* Extracted records
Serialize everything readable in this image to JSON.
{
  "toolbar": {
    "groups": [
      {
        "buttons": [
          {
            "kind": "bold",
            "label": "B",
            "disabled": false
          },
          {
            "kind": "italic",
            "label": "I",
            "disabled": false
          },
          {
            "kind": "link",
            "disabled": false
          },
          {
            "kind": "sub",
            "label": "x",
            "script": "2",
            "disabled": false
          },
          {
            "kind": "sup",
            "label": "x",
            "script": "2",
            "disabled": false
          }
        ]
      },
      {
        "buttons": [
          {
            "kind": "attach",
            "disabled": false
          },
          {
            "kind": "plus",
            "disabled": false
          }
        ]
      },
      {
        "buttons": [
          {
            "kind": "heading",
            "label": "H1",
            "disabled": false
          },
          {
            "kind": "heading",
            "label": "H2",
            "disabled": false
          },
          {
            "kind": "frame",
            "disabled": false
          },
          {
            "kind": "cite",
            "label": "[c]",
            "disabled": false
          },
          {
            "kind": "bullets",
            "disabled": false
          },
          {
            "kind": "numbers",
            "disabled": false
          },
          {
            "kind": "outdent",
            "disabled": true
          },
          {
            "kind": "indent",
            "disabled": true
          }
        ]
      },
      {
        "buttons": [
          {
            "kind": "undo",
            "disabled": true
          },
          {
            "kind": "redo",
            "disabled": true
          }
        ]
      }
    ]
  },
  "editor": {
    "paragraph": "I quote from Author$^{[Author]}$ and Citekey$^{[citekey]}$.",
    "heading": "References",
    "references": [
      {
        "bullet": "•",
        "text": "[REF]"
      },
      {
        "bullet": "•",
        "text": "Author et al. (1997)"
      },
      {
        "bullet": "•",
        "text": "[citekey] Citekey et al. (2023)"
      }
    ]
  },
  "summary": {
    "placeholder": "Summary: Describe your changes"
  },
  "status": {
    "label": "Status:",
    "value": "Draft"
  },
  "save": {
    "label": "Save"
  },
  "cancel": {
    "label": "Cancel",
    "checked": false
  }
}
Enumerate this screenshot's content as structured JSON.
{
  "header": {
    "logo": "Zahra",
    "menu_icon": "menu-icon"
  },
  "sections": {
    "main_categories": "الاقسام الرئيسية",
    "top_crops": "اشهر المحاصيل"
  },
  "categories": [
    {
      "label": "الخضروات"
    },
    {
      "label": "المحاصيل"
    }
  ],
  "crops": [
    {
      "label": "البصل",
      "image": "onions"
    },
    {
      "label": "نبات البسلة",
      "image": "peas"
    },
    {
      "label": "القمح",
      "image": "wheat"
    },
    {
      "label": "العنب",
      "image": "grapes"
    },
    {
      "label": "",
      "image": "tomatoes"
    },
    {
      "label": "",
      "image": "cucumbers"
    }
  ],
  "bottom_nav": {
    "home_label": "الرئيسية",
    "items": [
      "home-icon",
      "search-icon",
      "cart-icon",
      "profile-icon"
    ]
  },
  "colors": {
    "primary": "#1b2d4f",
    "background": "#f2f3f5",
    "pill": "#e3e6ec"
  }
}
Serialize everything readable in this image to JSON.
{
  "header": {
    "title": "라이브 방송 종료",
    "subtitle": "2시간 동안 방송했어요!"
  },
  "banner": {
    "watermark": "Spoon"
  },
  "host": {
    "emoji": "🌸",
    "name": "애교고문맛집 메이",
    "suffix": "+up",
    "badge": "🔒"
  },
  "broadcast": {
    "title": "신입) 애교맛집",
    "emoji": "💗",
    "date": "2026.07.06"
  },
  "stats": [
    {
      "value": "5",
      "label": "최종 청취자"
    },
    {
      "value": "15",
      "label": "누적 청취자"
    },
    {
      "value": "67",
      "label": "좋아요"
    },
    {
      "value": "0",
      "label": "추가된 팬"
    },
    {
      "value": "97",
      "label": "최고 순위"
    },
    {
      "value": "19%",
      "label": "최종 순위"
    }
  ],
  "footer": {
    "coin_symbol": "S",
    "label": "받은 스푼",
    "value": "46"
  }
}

* Your task
Repeat every record, keeping each word and mark exactly as it is.

* Full output
Serialize everything readable in this image to JSON.
{
  "toolbar": {
    "groups": [
      {
        "buttons": [
          {
            "kind": "bold",
            "label": "B",
            "disabled": false
          },
          {
            "kind": "italic",
            "label": "I",
            "disabled": false
          },
          {
            "kind": "link",
            "disabled": false
          },
          {
            "kind": "sub",
            "label": "x",
            "script": "2",
            "disabled": false
          },
          {
            "kind": "sup",
            "label": "x",
            "script": "2",
            "disabled": false
          }
        ]
      },
      {
        "buttons": [
          {
            "kind": "attach",
            "disabled": false
          },
          {
            "kind": "plus",
            "disabled": false
          }
        ]
      },
      {
        "buttons": [
          {
            "kind": "heading",
            "label": "H1",
            "disabled": false
          },
          {
            "kind": "heading",
            "label": "H2",
            "disabled": false
          },
          {
            "kind": "frame",
            "disabled": false
          },
          {
            "kind": "cite",
            "label": "[c]",
            "disabled": false
          },
          {
            "kind": "bullets",
            "disabled": false
          },
          {
            "kind": "numbers",
            "disabled": false
          },
          {
            "kind": "outdent",
            "disabled": true
          },
          {
            "kind": "indent",
            "disabled": true
          }
        ]
      },
      {
        "buttons": [
          {
            "kind": "undo",
            "disabled": true
          },
          {
            "kind": "redo",
            "disabled": true
          }
        ]
      }
    ]
  },
  "editor": {
    "paragraph": "I quote from Author$^{[Author]}$ and Citekey$^{[citekey]}$.",
    "heading": "References",
    "references": [
      {
        "bullet": "•",
        "text": "[REF]"
      },
      {
        "bullet": "•",
        "text": "Author et al. (1997)"
      },
      {
        "bullet": "•",
        "text": "[citekey] Citekey et al. (2023)"
      }
    ]
  },
  "summary": {
    "placeholder": "Summary: Describe your changes"
  },
  "status": {
    "label": "Status:",
    "value": "Draft"
  },
  "save": {
    "label": "Save"
  },
  "cancel": {
    "label": "Cancel",
    "checked": false
  }
}
Enumerate this screenshot's content as structured JSON.
{
  "header": {
    "logo": "Zahra",
    "menu_icon": "menu-icon"
  },
  "sections": {
    "main_categories": "الاقسام الرئيسية",
    "top_crops": "اشهر المحاصيل"
  },
  "categories": [
    {
      "label": "الخضروات"
    },
    {
      "label": "المحاصيل"
    }
  ],
  "crops": [
    {
      "label": "البصل",
      "image": "onions"
    },
    {
      "label": "نبات البسلة",
      "image": "peas"
    },
    {
      "label": "القمح",
      "image": "wheat"
    },
    {
      "label": "العنب",
      "image": "grapes"
    },
    {
      "label": "",
      "image": "tomatoes"
    },
    {
      "label": "",
      "image": "cucumbers"
    }
  ],
  "bottom_nav": {
    "home_label": "الرئيسية",
    "items": [
      "home-icon",
      "search-icon",
      "cart-icon",
      "profile-icon"
    ]
  },
  "colors": {
    "primary": "#1b2d4f",
    "background": "#f2f3f5",
    "pill": "#e3e6ec"
  }
}
Serialize everything readable in this image to JSON.
{
  "header": {
    "title": "라이브 방송 종료",
    "subtitle": "2시간 동안 방송했어요!"
  },
  "banner": {
    "watermark": "Spoon"
  },
  "host": {
    "emoji": "🌸",
    "name": "애교고문맛집 메이",
    "suffix": "+up",
    "badge": "🔒"
  },
  "broadcast": {
    "title": "신입) 애교맛집",
    "emoji": "💗",
    "date": "2026.07.06"
  },
  "stats": [
    {
      "value": "5",
      "label": "최종 청취자"
    },
    {
      "value": "15",
      "label": "누적 청취자"
    },
    {
      "value": "67",
      "label": "좋아요"
    },
    {
      "value": "0",
      "label": "추가된 팬"
    },
    {
      "value": "97",
      "label": "최고 순위"
    },
    {
      "value": "19%",
      "label": "최종 순위"
    }
  ],
  "footer": {
    "coin_symbol": "S",
    "label": "받은 스푼",
    "value": "46"
  }
}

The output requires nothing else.